Stated exercise: Would you pull out every line of the material that contains the string "frog"?

Records:
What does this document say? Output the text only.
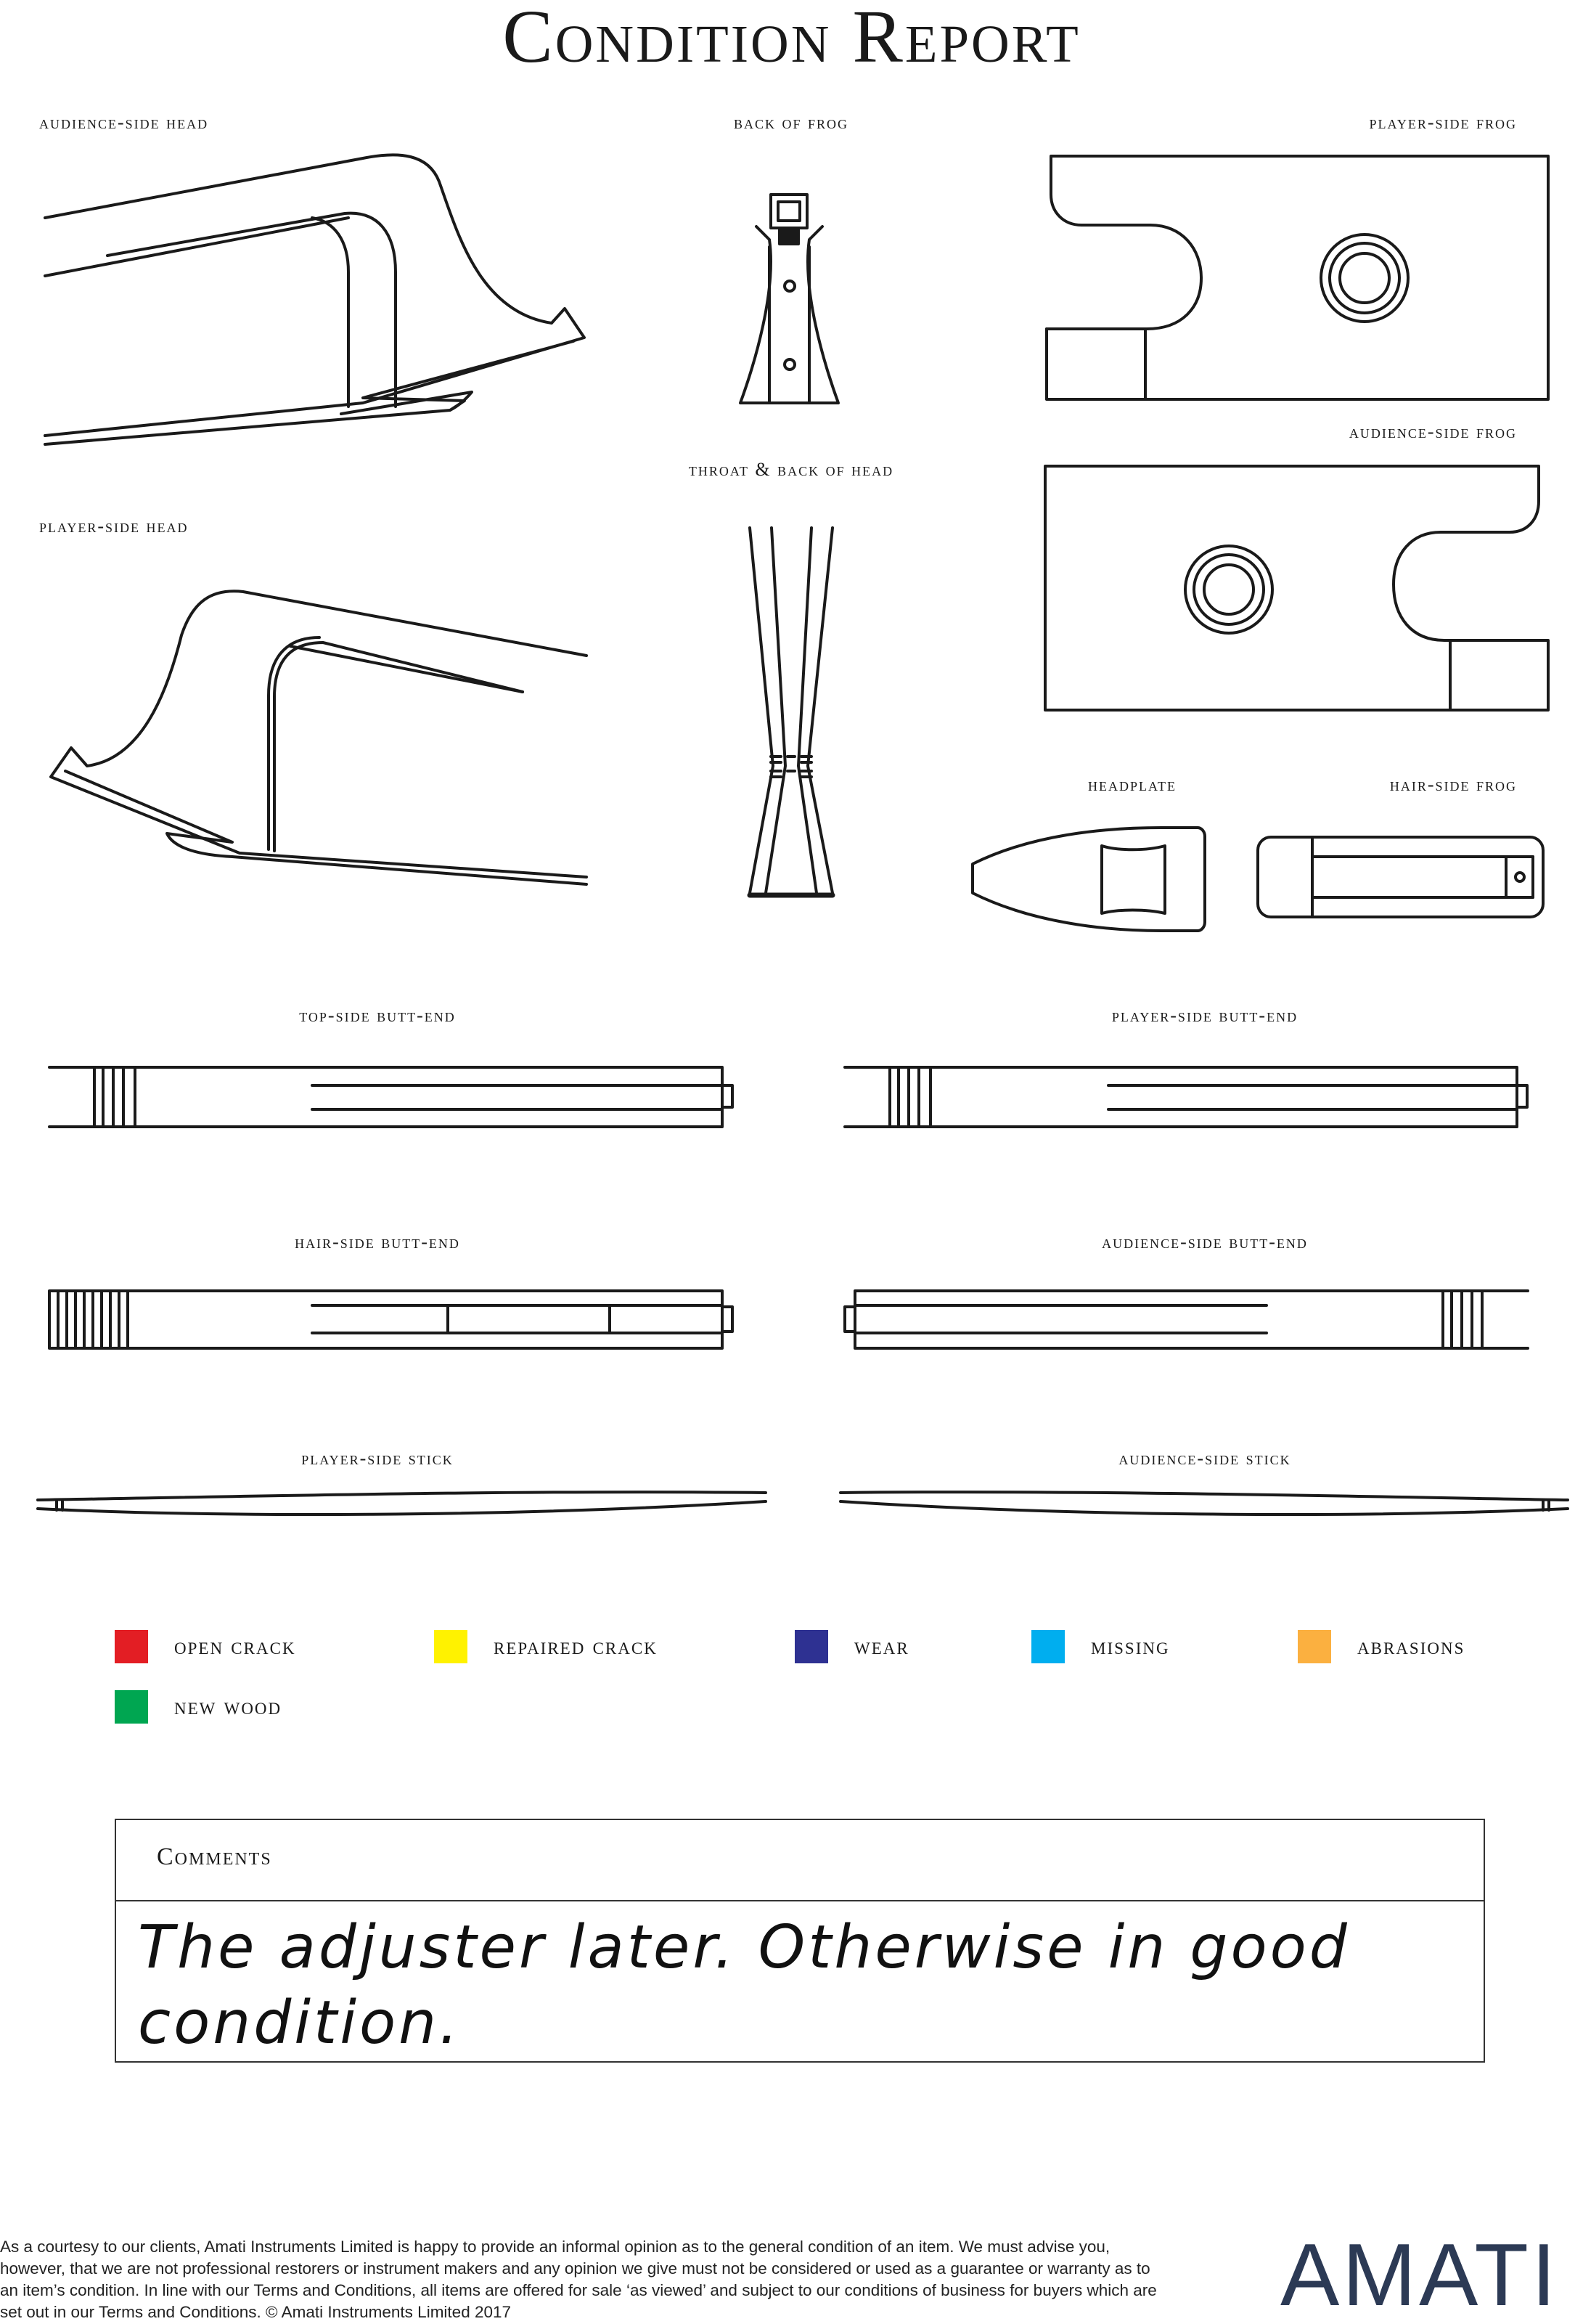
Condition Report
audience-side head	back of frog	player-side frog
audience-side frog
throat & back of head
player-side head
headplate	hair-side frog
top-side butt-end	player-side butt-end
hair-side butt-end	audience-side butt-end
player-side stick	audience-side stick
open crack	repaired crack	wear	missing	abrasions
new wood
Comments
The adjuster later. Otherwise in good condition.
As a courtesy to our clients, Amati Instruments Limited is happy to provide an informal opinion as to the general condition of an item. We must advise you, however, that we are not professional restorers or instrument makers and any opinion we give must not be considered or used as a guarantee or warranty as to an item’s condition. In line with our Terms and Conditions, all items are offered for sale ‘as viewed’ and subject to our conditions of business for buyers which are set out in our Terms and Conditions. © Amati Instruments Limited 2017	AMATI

Expected output:
audience-side head	back of frog	player-side frog
audience-side frog
headplate	hair-side frog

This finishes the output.